> [Task to carry out] Present each line of the entries below that holds the word "Brass".

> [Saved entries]
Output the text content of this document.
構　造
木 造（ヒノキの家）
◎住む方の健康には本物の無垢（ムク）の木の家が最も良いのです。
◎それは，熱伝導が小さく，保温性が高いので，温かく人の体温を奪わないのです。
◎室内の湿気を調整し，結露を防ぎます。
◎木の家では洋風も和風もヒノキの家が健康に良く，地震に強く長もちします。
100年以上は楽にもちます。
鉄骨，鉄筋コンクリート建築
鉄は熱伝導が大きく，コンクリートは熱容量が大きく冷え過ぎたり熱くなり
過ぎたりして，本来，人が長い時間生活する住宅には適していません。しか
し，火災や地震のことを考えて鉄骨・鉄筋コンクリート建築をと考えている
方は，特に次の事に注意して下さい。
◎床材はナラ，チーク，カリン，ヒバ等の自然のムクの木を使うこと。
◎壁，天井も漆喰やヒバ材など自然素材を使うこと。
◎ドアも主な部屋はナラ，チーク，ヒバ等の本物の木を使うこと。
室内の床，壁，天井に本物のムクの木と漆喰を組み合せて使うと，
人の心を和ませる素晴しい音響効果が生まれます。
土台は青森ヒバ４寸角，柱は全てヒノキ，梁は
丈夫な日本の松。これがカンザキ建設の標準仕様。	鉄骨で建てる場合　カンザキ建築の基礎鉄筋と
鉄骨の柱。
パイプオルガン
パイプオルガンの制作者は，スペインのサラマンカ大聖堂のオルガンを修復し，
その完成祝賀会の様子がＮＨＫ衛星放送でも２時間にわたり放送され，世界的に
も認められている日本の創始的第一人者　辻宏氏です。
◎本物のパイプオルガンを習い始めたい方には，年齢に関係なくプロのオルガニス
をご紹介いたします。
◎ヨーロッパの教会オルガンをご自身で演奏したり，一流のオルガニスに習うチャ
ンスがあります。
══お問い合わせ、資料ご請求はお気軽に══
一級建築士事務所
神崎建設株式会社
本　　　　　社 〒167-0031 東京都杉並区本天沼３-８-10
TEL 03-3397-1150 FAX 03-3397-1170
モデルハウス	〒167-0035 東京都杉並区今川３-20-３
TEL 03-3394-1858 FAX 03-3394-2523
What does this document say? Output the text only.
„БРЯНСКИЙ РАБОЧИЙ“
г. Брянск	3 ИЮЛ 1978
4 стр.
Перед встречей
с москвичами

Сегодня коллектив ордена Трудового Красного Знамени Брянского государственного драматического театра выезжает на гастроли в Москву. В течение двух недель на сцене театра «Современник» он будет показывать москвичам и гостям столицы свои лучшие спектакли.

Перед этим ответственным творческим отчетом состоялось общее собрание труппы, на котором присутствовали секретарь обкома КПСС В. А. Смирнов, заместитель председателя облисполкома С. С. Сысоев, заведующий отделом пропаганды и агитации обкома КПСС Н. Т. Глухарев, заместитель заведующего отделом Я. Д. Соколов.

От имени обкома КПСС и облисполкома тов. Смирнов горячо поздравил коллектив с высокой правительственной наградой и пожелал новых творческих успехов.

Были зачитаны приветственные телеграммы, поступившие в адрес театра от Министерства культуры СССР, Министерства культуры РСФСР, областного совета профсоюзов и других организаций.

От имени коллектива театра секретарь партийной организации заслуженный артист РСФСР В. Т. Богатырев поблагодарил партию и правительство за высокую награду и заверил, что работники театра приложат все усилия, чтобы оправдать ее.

---

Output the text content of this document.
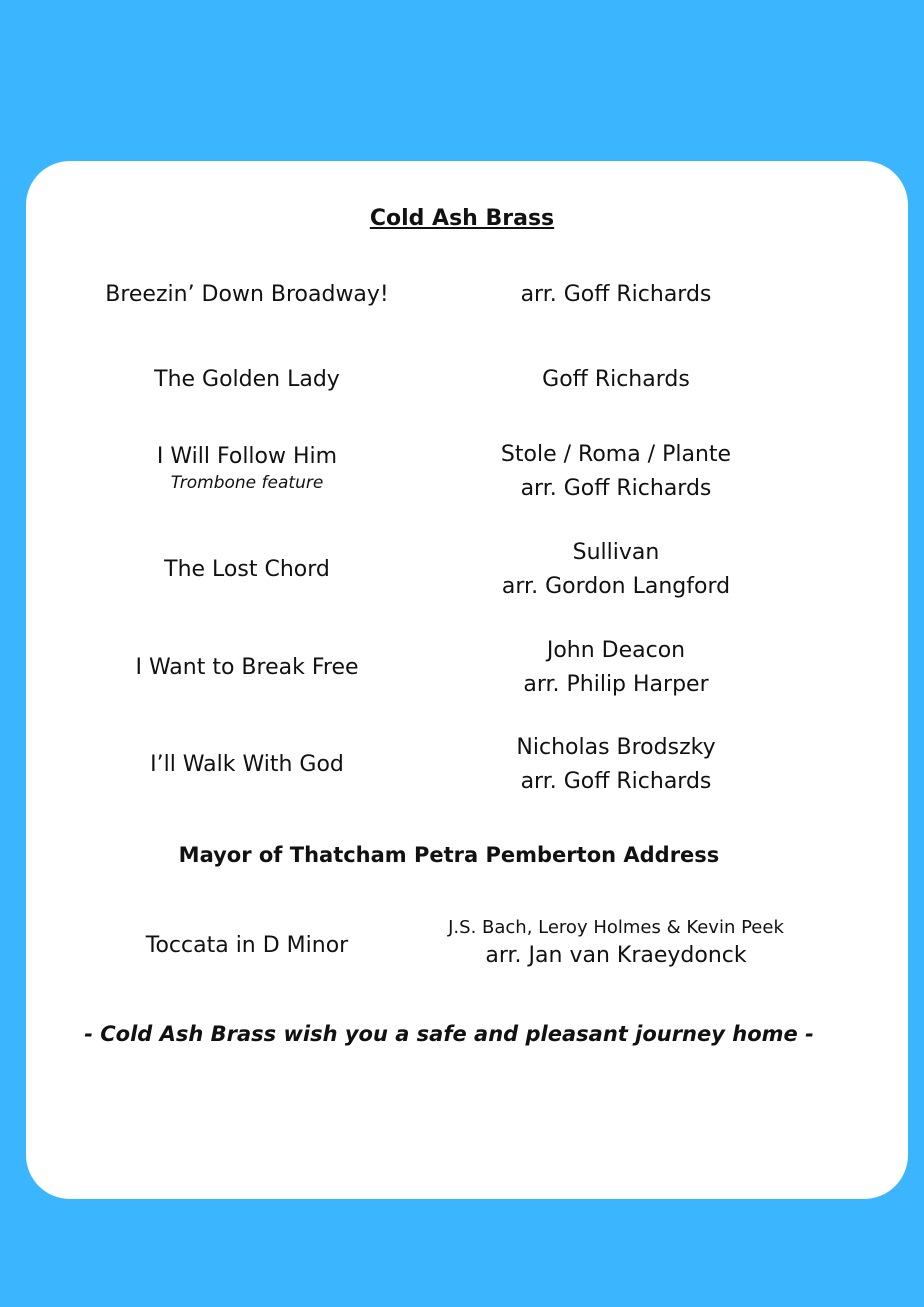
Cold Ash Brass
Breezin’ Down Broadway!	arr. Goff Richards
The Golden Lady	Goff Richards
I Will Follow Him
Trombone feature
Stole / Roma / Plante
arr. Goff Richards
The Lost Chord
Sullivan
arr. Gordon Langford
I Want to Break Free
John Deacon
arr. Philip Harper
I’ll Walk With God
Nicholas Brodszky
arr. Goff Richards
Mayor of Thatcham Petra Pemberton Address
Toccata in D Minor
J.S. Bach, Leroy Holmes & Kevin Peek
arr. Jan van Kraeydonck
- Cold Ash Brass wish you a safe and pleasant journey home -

...

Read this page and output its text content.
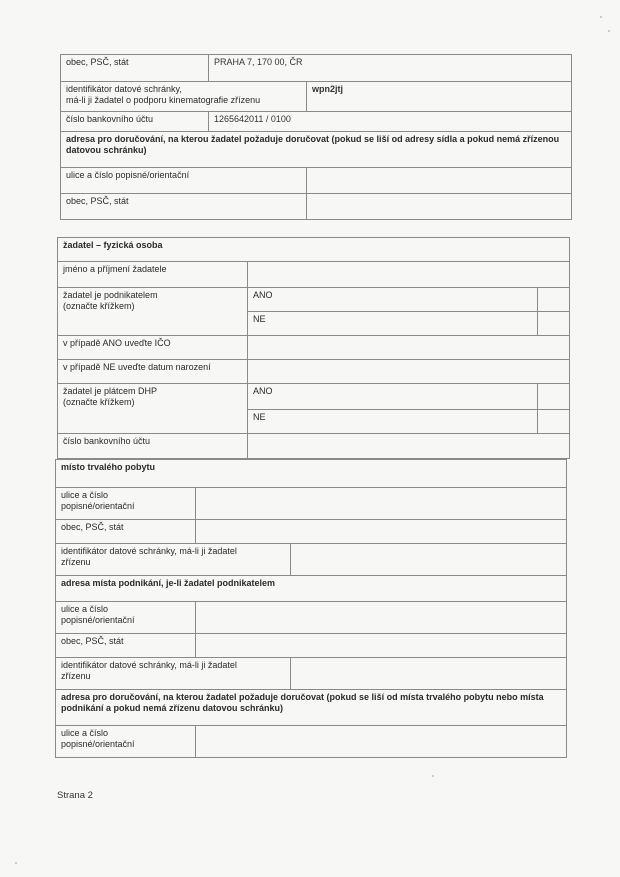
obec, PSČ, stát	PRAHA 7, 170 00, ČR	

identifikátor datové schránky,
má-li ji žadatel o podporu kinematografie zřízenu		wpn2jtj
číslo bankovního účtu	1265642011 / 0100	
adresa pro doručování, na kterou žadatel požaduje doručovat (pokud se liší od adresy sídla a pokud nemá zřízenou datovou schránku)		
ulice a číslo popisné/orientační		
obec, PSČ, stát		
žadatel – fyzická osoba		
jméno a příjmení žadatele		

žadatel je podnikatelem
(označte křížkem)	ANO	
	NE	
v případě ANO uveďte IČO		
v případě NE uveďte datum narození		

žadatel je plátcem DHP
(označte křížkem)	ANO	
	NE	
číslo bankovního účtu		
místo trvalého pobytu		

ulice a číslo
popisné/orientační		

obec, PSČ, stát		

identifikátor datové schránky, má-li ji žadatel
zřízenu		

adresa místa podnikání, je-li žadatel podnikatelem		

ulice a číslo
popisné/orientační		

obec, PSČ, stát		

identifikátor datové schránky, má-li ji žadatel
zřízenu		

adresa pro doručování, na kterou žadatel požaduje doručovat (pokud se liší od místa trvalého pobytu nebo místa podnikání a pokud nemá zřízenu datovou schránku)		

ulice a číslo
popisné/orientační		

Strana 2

> [Completed exercise]
Cold Ash Brass
- Cold Ash Brass wish you a safe and pleasant journey home -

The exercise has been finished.